» **Work instructions**:
Skip every picture and transcribe the remaining material exactly.

Excerpt from a dataset
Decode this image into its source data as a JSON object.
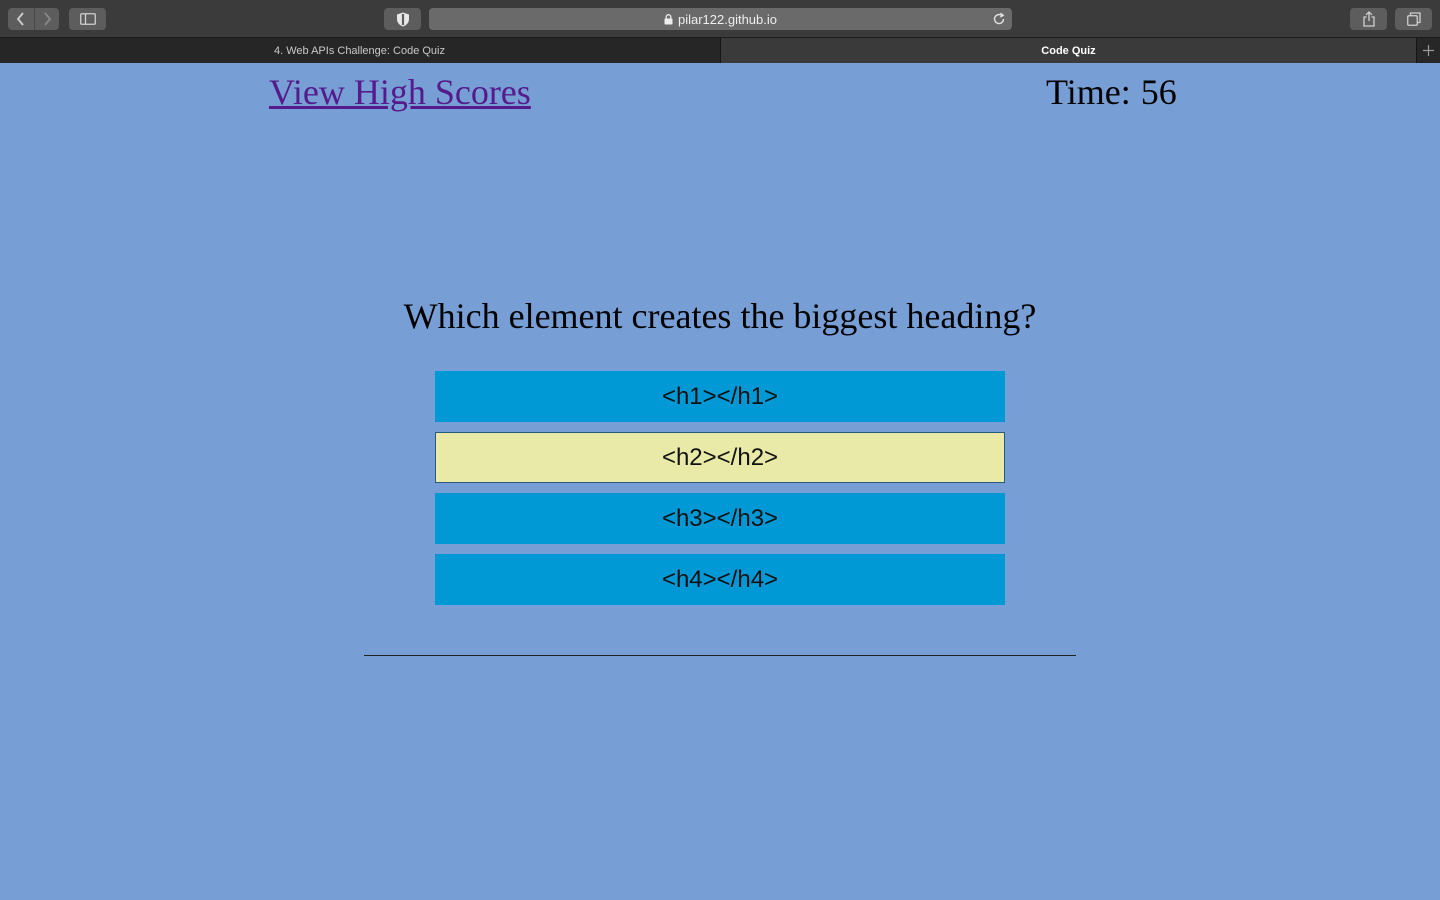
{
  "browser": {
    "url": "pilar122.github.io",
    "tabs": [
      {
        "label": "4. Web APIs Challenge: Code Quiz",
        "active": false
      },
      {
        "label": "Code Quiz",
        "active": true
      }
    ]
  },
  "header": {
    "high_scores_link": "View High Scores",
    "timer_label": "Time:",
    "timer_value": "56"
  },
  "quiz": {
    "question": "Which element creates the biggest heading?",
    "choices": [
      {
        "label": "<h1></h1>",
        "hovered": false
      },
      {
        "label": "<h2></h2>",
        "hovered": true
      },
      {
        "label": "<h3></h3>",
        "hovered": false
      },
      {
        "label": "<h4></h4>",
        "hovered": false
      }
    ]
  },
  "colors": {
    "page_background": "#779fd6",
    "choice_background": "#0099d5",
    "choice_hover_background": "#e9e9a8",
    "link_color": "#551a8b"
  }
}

» **Complete output**:
Decode this image into its source data as a JSON object.
{
  "browser": {
    "url": "pilar122.github.io",
    "tabs": [
      {
        "label": "4. Web APIs Challenge: Code Quiz",
        "active": false
      },
      {
        "label": "Code Quiz",
        "active": true
      }
    ]
  },
  "header": {
    "high_scores_link": "View High Scores",
    "timer_label": "Time:",
    "timer_value": "56"
  },
  "quiz": {
    "question": "Which element creates the biggest heading?",
    "choices": [
      {
        "label": "<h1></h1>",
        "hovered": false
      },
      {
        "label": "<h2></h2>",
        "hovered": true
      },
      {
        "label": "<h3></h3>",
        "hovered": false
      },
      {
        "label": "<h4></h4>",
        "hovered": false
      }
    ]
  },
  "colors": {
    "page_background": "#779fd6",
    "choice_background": "#0099d5",
    "choice_hover_background": "#e9e9a8",
    "link_color": "#551a8b"
  }
}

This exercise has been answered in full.